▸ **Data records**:
◆ ◆ ◆ ◆

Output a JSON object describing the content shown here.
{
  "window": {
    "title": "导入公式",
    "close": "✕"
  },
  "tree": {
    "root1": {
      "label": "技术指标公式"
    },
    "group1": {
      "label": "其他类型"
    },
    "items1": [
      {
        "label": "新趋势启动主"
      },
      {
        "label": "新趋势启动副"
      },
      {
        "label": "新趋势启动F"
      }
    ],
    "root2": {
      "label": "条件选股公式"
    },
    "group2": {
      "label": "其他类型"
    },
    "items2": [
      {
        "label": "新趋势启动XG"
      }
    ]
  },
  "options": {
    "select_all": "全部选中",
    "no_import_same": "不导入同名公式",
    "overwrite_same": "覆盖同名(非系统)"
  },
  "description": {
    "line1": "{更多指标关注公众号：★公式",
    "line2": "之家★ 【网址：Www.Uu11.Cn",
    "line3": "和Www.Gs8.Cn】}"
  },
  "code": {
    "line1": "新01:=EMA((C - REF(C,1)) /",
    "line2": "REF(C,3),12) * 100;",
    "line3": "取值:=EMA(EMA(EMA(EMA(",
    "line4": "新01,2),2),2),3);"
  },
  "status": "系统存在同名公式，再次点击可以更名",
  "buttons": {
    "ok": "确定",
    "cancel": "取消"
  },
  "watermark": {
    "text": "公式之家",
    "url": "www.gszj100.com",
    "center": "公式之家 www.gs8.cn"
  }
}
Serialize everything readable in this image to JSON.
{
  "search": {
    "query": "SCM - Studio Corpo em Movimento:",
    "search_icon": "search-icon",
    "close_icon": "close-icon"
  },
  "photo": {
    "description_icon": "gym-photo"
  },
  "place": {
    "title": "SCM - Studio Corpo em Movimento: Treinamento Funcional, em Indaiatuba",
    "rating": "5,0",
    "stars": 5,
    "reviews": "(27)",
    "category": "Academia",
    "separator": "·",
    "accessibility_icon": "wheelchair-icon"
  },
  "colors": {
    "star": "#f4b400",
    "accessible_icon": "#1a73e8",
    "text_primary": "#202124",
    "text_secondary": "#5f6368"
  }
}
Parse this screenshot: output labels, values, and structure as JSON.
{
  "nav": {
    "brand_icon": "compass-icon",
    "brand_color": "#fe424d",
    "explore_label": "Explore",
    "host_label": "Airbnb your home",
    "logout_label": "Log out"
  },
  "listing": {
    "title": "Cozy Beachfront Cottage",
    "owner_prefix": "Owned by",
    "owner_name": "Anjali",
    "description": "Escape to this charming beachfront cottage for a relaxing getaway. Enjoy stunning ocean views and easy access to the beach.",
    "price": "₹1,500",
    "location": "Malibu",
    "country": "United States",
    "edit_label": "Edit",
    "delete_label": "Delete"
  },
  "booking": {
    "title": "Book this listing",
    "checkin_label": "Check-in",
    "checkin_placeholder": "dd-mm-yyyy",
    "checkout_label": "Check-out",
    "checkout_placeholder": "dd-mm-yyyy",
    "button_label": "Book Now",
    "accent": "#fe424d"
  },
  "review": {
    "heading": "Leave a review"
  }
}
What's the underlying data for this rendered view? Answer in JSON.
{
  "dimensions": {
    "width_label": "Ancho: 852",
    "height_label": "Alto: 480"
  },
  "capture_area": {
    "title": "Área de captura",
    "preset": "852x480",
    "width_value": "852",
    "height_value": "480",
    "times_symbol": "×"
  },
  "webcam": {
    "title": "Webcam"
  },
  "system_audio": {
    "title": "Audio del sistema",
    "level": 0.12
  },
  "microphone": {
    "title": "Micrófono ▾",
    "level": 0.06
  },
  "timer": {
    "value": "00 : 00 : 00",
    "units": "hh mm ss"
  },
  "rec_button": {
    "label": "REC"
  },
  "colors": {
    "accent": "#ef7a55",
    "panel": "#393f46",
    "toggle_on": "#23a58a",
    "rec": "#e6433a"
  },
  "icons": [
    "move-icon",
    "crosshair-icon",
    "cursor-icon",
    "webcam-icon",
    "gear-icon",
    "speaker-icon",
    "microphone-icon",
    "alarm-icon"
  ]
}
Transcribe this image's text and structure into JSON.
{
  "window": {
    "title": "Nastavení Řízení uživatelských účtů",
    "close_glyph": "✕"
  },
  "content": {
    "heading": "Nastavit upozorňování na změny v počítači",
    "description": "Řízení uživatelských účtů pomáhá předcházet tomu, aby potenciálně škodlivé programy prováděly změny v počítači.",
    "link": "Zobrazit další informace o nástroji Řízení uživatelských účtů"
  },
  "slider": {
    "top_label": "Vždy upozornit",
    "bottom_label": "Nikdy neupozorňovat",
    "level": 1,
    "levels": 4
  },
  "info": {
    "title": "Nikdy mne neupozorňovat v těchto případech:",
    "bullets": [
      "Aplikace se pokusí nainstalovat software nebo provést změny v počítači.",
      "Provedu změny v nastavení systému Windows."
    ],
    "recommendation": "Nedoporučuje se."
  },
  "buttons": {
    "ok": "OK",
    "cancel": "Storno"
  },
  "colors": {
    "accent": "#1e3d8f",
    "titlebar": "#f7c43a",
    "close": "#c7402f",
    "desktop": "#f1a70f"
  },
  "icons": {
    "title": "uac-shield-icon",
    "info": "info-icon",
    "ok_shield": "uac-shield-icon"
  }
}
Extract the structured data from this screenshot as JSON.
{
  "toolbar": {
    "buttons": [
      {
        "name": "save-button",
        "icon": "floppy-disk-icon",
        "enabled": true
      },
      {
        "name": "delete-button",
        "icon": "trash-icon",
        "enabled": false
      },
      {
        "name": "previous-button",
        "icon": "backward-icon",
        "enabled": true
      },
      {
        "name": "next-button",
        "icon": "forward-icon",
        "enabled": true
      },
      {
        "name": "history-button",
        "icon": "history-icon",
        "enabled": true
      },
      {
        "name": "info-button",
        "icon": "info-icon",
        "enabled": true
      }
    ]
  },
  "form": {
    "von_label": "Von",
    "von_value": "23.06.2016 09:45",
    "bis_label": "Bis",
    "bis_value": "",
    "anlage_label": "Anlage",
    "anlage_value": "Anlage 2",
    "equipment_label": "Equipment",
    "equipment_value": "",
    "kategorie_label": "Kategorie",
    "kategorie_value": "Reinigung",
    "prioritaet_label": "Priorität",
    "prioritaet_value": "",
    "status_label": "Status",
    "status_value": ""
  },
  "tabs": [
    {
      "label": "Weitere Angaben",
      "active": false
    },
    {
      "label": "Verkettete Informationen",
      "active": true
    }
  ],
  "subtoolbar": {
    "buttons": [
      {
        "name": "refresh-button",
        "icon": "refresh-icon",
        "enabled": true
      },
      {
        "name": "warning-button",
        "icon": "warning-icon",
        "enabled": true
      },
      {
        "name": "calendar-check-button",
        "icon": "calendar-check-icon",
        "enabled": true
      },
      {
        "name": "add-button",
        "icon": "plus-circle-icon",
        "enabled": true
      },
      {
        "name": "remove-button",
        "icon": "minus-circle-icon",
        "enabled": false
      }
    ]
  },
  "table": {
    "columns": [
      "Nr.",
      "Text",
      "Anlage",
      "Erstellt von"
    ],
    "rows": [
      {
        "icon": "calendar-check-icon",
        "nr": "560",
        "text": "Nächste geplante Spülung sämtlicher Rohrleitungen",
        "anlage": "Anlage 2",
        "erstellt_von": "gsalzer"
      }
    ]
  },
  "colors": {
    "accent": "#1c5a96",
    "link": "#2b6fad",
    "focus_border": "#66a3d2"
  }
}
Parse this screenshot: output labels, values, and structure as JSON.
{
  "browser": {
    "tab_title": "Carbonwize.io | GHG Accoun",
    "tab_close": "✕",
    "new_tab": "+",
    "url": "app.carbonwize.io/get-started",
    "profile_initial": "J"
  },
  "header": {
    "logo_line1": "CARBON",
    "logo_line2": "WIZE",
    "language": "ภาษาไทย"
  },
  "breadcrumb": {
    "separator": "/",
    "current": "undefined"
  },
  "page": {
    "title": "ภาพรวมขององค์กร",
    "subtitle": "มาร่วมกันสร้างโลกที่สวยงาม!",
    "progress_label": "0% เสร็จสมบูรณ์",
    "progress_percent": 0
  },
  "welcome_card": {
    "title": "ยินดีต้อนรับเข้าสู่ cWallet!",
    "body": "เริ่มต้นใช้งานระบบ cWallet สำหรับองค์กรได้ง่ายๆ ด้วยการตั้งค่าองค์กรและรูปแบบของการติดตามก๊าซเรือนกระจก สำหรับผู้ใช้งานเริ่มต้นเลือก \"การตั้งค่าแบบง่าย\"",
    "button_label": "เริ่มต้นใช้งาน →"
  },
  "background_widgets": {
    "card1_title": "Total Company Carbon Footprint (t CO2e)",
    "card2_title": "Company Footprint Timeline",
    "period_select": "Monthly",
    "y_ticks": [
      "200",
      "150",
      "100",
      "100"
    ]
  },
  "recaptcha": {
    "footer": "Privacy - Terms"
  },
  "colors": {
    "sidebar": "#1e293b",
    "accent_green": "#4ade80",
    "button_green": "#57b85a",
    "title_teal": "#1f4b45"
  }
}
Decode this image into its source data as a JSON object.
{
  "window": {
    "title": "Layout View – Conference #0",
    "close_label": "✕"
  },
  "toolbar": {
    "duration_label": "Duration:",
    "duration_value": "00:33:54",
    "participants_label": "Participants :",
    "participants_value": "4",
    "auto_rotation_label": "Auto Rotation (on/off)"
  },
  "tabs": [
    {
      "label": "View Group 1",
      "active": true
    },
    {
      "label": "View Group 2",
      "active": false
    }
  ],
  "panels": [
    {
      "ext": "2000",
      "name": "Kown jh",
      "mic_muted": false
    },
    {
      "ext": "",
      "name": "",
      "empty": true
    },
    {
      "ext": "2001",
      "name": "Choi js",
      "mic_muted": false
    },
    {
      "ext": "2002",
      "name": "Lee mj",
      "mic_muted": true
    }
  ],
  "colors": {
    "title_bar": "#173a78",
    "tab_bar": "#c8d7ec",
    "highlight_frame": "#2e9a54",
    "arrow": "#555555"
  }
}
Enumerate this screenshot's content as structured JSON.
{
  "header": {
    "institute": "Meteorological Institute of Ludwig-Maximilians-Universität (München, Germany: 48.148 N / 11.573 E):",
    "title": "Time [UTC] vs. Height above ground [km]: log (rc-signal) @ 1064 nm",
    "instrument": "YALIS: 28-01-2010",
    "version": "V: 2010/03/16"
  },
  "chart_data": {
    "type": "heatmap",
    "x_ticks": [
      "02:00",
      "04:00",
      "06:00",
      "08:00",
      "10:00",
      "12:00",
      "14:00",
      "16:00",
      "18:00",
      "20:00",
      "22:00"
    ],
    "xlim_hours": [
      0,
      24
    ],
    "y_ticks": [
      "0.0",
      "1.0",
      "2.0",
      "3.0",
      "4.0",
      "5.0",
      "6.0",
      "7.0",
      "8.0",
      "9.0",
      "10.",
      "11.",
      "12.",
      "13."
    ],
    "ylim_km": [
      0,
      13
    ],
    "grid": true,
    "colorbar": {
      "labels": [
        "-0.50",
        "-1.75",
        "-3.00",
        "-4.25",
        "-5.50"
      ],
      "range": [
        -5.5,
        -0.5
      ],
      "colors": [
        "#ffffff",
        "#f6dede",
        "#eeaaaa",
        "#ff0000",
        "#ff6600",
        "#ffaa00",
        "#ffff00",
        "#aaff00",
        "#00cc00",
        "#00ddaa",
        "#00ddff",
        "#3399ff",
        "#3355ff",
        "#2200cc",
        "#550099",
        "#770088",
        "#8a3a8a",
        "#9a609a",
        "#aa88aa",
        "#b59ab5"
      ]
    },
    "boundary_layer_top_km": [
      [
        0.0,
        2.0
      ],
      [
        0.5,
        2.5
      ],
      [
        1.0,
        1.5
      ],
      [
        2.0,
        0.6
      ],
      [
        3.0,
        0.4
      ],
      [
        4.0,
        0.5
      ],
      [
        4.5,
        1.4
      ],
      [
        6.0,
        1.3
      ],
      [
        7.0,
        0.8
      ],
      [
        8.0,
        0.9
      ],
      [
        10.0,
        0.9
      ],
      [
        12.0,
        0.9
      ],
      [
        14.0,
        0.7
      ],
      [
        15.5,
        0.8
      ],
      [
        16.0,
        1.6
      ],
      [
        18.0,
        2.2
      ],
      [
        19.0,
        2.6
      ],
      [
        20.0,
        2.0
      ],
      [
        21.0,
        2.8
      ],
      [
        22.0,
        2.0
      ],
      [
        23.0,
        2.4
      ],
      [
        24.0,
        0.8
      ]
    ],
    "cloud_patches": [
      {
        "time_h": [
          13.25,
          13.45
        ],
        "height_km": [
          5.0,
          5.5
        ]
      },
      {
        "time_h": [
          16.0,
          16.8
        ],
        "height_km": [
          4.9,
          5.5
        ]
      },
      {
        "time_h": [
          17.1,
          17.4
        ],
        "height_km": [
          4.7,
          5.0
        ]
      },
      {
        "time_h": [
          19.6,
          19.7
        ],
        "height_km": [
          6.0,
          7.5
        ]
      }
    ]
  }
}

◆ ◆ ◆ ◆

▸ **THE REQUEST**:
Above are some records. Report the number of their lines that include "object", and add nothing else.

▸ **TASK RESULT**:
2